▶ WHAT TO PRODUCE
Write out every record in full, exactly as written, please.

Saved entries

* * * * *

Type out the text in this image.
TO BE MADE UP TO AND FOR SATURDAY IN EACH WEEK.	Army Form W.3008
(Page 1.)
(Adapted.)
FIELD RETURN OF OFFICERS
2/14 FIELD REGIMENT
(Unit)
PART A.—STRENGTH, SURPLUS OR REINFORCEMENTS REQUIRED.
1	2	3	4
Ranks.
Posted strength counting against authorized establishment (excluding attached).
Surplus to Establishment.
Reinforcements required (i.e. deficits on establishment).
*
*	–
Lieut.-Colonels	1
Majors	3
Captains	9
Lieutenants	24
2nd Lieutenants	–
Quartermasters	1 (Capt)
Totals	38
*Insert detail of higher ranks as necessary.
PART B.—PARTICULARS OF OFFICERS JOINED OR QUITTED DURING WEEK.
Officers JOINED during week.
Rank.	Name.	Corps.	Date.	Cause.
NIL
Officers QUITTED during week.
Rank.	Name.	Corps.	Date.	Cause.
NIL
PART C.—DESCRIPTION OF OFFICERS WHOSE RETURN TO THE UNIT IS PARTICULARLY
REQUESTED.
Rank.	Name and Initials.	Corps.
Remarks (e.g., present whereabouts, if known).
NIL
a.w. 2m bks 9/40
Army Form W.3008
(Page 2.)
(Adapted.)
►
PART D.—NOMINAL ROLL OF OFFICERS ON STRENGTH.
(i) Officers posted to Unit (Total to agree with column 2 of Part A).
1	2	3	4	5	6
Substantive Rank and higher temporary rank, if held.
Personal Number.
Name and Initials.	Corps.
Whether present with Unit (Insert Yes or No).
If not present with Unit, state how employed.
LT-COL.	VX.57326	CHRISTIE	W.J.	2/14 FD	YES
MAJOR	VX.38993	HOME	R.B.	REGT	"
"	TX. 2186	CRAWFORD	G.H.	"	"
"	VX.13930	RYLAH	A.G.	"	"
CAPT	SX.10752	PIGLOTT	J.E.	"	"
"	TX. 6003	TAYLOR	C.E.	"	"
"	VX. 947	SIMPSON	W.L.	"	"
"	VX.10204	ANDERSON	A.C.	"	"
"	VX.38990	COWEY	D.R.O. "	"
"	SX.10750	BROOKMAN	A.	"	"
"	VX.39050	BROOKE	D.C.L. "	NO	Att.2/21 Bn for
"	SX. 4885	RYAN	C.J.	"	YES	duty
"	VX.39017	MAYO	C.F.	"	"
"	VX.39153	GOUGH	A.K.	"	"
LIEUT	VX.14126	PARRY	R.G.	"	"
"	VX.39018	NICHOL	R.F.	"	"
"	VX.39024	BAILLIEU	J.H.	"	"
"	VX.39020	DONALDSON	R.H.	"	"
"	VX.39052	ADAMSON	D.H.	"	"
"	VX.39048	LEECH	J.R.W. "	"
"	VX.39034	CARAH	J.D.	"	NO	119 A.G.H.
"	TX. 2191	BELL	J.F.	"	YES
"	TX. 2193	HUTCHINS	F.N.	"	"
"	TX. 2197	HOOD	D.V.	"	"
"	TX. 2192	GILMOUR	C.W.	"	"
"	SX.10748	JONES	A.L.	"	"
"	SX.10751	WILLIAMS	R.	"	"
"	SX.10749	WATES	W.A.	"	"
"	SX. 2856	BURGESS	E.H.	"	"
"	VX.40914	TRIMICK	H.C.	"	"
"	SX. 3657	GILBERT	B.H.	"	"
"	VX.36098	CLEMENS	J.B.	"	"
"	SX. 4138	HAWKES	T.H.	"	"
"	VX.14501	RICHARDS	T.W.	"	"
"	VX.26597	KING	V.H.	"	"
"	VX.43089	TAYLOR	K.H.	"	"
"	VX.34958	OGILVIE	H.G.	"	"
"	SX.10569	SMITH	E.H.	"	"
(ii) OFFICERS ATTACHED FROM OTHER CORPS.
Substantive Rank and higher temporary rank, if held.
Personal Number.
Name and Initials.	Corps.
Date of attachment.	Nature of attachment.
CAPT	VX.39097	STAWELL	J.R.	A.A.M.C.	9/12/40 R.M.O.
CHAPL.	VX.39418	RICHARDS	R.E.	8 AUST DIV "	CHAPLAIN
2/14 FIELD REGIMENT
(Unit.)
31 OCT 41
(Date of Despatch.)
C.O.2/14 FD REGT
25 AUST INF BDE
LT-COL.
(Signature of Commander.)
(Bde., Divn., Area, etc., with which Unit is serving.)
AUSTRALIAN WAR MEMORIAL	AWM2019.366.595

* * * * *

▶ EXERCISE RESPONSE
Type out the text in this image.
TO BE MADE UP TO AND FOR SATURDAY IN EACH WEEK.	Army Form W.3008
(Page 1.)
(Adapted.)
FIELD RETURN OF OFFICERS
2/14 FIELD REGIMENT
(Unit)
PART A.—STRENGTH, SURPLUS OR REINFORCEMENTS REQUIRED.
1	2	3	4
Ranks.
Posted strength counting against authorized establishment (excluding attached).
Surplus to Establishment.
Reinforcements required (i.e. deficits on establishment).
*
*	–
Lieut.-Colonels	1
Majors	3
Captains	9
Lieutenants	24
2nd Lieutenants	–
Quartermasters	1 (Capt)
Totals	38
*Insert detail of higher ranks as necessary.
PART B.—PARTICULARS OF OFFICERS JOINED OR QUITTED DURING WEEK.
Officers JOINED during week.
Rank.	Name.	Corps.	Date.	Cause.
NIL
Officers QUITTED during week.
Rank.	Name.	Corps.	Date.	Cause.
NIL
PART C.—DESCRIPTION OF OFFICERS WHOSE RETURN TO THE UNIT IS PARTICULARLY
REQUESTED.
Rank.	Name and Initials.	Corps.
Remarks (e.g., present whereabouts, if known).
NIL
a.w. 2m bks 9/40
Army Form W.3008
(Page 2.)
(Adapted.)
►
PART D.—NOMINAL ROLL OF OFFICERS ON STRENGTH.
(i) Officers posted to Unit (Total to agree with column 2 of Part A).
1	2	3	4	5	6
Substantive Rank and higher temporary rank, if held.
Personal Number.
Name and Initials.	Corps.
Whether present with Unit (Insert Yes or No).
If not present with Unit, state how employed.
LT-COL.	VX.57326	CHRISTIE	W.J.	2/14 FD	YES
MAJOR	VX.38993	HOME	R.B.	REGT	"
"	TX. 2186	CRAWFORD	G.H.	"	"
"	VX.13930	RYLAH	A.G.	"	"
CAPT	SX.10752	PIGLOTT	J.E.	"	"
"	TX. 6003	TAYLOR	C.E.	"	"
"	VX. 947	SIMPSON	W.L.	"	"
"	VX.10204	ANDERSON	A.C.	"	"
"	VX.38990	COWEY	D.R.O. "	"
"	SX.10750	BROOKMAN	A.	"	"
"	VX.39050	BROOKE	D.C.L. "	NO	Att.2/21 Bn for
"	SX. 4885	RYAN	C.J.	"	YES	duty
"	VX.39017	MAYO	C.F.	"	"
"	VX.39153	GOUGH	A.K.	"	"
LIEUT	VX.14126	PARRY	R.G.	"	"
"	VX.39018	NICHOL	R.F.	"	"
"	VX.39024	BAILLIEU	J.H.	"	"
"	VX.39020	DONALDSON	R.H.	"	"
"	VX.39052	ADAMSON	D.H.	"	"
"	VX.39048	LEECH	J.R.W. "	"
"	VX.39034	CARAH	J.D.	"	NO	119 A.G.H.
"	TX. 2191	BELL	J.F.	"	YES
"	TX. 2193	HUTCHINS	F.N.	"	"
"	TX. 2197	HOOD	D.V.	"	"
"	TX. 2192	GILMOUR	C.W.	"	"
"	SX.10748	JONES	A.L.	"	"
"	SX.10751	WILLIAMS	R.	"	"
"	SX.10749	WATES	W.A.	"	"
"	SX. 2856	BURGESS	E.H.	"	"
"	VX.40914	TRIMICK	H.C.	"	"
"	SX. 3657	GILBERT	B.H.	"	"
"	VX.36098	CLEMENS	J.B.	"	"
"	SX. 4138	HAWKES	T.H.	"	"
"	VX.14501	RICHARDS	T.W.	"	"
"	VX.26597	KING	V.H.	"	"
"	VX.43089	TAYLOR	K.H.	"	"
"	VX.34958	OGILVIE	H.G.	"	"
"	SX.10569	SMITH	E.H.	"	"
(ii) OFFICERS ATTACHED FROM OTHER CORPS.
Substantive Rank and higher temporary rank, if held.
Personal Number.
Name and Initials.	Corps.
Date of attachment.	Nature of attachment.
CAPT	VX.39097	STAWELL	J.R.	A.A.M.C.	9/12/40 R.M.O.
CHAPL.	VX.39418	RICHARDS	R.E.	8 AUST DIV "	CHAPLAIN
2/14 FIELD REGIMENT
(Unit.)
31 OCT 41
(Date of Despatch.)
C.O.2/14 FD REGT
25 AUST INF BDE
LT-COL.
(Signature of Commander.)
(Bde., Divn., Area, etc., with which Unit is serving.)
AUSTRALIAN WAR MEMORIAL	AWM2019.366.595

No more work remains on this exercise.